▶ _What needs to be done_:
Return the records in full, exactly as given.

-- START Entries provided --

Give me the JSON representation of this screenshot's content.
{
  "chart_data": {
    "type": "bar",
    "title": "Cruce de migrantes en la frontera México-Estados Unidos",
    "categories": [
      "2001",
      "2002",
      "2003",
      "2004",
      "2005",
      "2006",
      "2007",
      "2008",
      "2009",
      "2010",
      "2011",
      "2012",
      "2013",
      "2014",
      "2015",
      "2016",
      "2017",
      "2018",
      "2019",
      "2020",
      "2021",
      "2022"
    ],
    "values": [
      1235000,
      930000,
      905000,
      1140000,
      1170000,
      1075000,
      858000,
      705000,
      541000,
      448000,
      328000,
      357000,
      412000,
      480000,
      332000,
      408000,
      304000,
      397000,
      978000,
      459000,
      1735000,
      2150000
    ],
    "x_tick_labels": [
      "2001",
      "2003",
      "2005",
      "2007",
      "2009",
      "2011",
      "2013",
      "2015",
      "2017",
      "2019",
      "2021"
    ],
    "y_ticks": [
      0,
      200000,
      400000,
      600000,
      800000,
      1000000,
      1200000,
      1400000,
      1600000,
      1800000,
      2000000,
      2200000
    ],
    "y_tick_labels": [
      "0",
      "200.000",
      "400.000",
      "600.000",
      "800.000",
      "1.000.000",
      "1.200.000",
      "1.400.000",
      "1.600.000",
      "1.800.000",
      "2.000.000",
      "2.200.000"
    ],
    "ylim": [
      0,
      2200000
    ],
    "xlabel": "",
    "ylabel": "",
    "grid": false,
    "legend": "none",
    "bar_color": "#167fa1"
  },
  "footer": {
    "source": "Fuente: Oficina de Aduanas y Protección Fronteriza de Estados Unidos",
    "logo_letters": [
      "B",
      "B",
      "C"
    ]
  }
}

-- END Entries provided --

▶ _Exercise response_:
Give me the JSON representation of this screenshot's content.
{
  "chart_data": {
    "type": "bar",
    "title": "Cruce de migrantes en la frontera México-Estados Unidos",
    "categories": [
      "2001",
      "2002",
      "2003",
      "2004",
      "2005",
      "2006",
      "2007",
      "2008",
      "2009",
      "2010",
      "2011",
      "2012",
      "2013",
      "2014",
      "2015",
      "2016",
      "2017",
      "2018",
      "2019",
      "2020",
      "2021",
      "2022"
    ],
    "values": [
      1235000,
      930000,
      905000,
      1140000,
      1170000,
      1075000,
      858000,
      705000,
      541000,
      448000,
      328000,
      357000,
      412000,
      480000,
      332000,
      408000,
      304000,
      397000,
      978000,
      459000,
      1735000,
      2150000
    ],
    "x_tick_labels": [
      "2001",
      "2003",
      "2005",
      "2007",
      "2009",
      "2011",
      "2013",
      "2015",
      "2017",
      "2019",
      "2021"
    ],
    "y_ticks": [
      0,
      200000,
      400000,
      600000,
      800000,
      1000000,
      1200000,
      1400000,
      1600000,
      1800000,
      2000000,
      2200000
    ],
    "y_tick_labels": [
      "0",
      "200.000",
      "400.000",
      "600.000",
      "800.000",
      "1.000.000",
      "1.200.000",
      "1.400.000",
      "1.600.000",
      "1.800.000",
      "2.000.000",
      "2.200.000"
    ],
    "ylim": [
      0,
      2200000
    ],
    "xlabel": "",
    "ylabel": "",
    "grid": false,
    "legend": "none",
    "bar_color": "#167fa1"
  },
  "footer": {
    "source": "Fuente: Oficina de Aduanas y Protección Fronteriza de Estados Unidos",
    "logo_letters": [
      "B",
      "B",
      "C"
    ]
  }
}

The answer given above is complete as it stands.